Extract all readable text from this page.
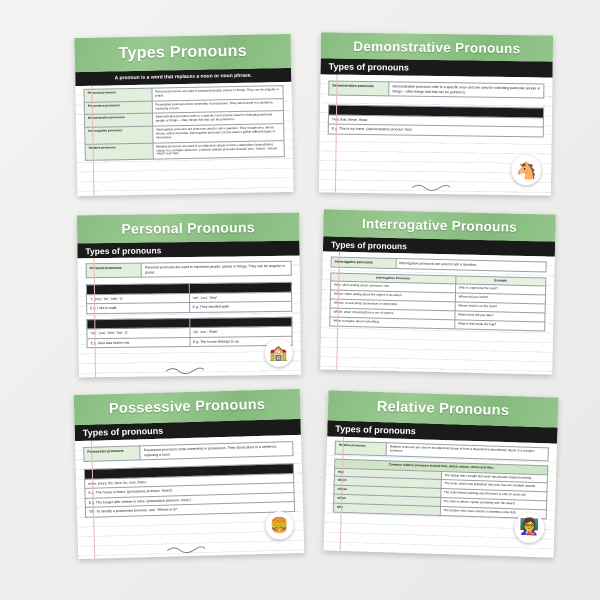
Types Pronouns
A pronoun is a word that replaces a noun or noun phrase.
Personal pronouns	Personal pronouns are used to represent people, places or things. They can be singular or plural.
Possessive pronouns	Possessive pronouns show ownership or possession. They stand alone in a sentence, replacing a noun.
Demonstrative pronouns	Demonstrative pronouns refer to a specific noun and are used for indicating particular people or things – often things that that can be pointed to.
Interrogative pronouns	Interrogative pronouns are pronouns used to ask a question. They include who, whom, whose, which and what. Interrogative pronouns can be used to gather different types of information.
Relative pronouns	Relative pronouns are used in an adjectival clause to form a dependent (subordinate) clause in a complex sentence. Common relative pronouns include 'who', 'whom', 'whose', 'which' and 'that'.
Demonstrative Pronouns
Types of pronouns
Demonstrative pronouns	Demonstrative pronouns refer to a specific noun and are used for indicating particular people or things – often things that that can be pointed to.
Demonstrative Pronouns
This, that, these, those
E.g. This is my home. (demonstrative pronoun: this)
🐴
Personal Pronouns
Types of pronouns
Personal pronouns	Personal pronouns are used to represent people, places or things. They can be singular or plural.
The subject singular	The subject plural
'I', 'you', 'he', 'she', 'it'	'we', 'you', 'they'
E.g. I like to walk.	E.g. They decided walk.
The object singular	The object plural
'me', 'you', 'him', 'her', 'it'	'us', 'you', 'them'
E.g. Jess was kind to me.	E.g. The house belongs to us.
🏫
Interrogative Pronouns
Types of pronouns
Interrogative pronouns	Interrogative pronouns are used to ask a question.
Interrogative Pronouns	Example
Who: when asking about a person's role.	Who is organising the team?
Whom: when asking about the object of an action.	Whom did you invite?
Whose: to ask about possession or ownership.	Whose book is on the desk?
Which: when choosing from a set of options.	Which book did you take?
What: to inquire about something.	What is that inside the bag?
Possessive Pronouns
Types of pronouns
Possessive pronouns	Possessive pronouns show ownership or possession. They stand alone in a sentence, replacing a noun.
Possessive Pronouns
mine, yours, his, hers, its, ours, theirs
E.g. The house is theirs. (possessive pronoun: 'theirs')
E.g. The burger with cheese is mine. (possessive pronoun: 'mine')
TIP: To identify a possessive pronoun, ask: "Whose is it?"
🍔
Relative Pronouns
Types of pronouns
Relative pronouns	Relative pronouns are used in an adjectival clause to form a dependent (subordinate) clause in a complex sentence.
Common relative pronouns include that, which, whose, whom and who.	
that	The laptop that I bought last week has already stopped working.
which	The book, which was published last year, has won multiple awards.
whose	The artist whose painting was first prize is only 12 years old.
whom	The man to whom I spoke yesterday won the award.
who	The teacher who loves science is starting a new club.
👩‍🏫
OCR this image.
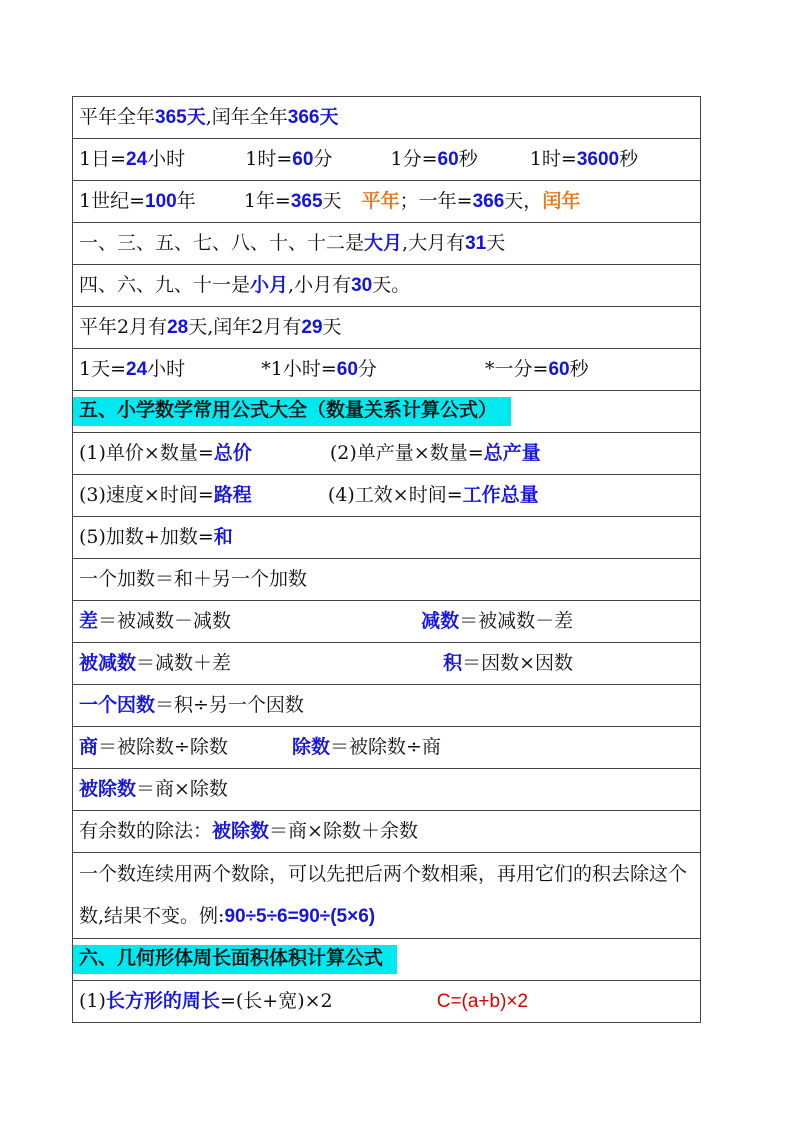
平年全年365天,闰年全年366天
1日=24小时	1时=60分	1分=60秒	1时=3600秒
1世纪=100年	1年=365天 平年；一年=366天，闰年
一、三、五、七、八、十、十二是大月,大月有31天
四、六、九、十一是小月,小月有30天。
平年2月有28天,闰年2月有29天
1天=24小时	*1小时=60分	*一分=60秒
五、小学数学常用公式大全（数量关系计算公式）
(1)单价×数量=总价	(2)单产量×数量=总产量
(3)速度×时间=路程	(4)工效×时间=工作总量
(5)加数+加数=和
一个加数＝和＋另一个加数
差＝被减数－减数	减数＝被减数－差
被减数＝减数＋差	积＝因数×因数
一个因数＝积÷另一个因数
商＝被除数÷除数	除数＝被除数÷商
被除数＝商×除数
有余数的除法：被除数＝商×除数＋余数
一个数连续用两个数除，可以先把后两个数相乘，再用它们的积去除这个数,结果不变。例:90÷5÷6=90÷(5×6)
六、几何形体周长面积体积计算公式
(1)长方形的周长=(长+宽)×2	C=(a+b)×2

# Description of the task
Identify which lines contain the word "object" and copy each one.

# Task result
The object singular	The object plural
Whom: when asking about the object of an action.	Whom did you invite?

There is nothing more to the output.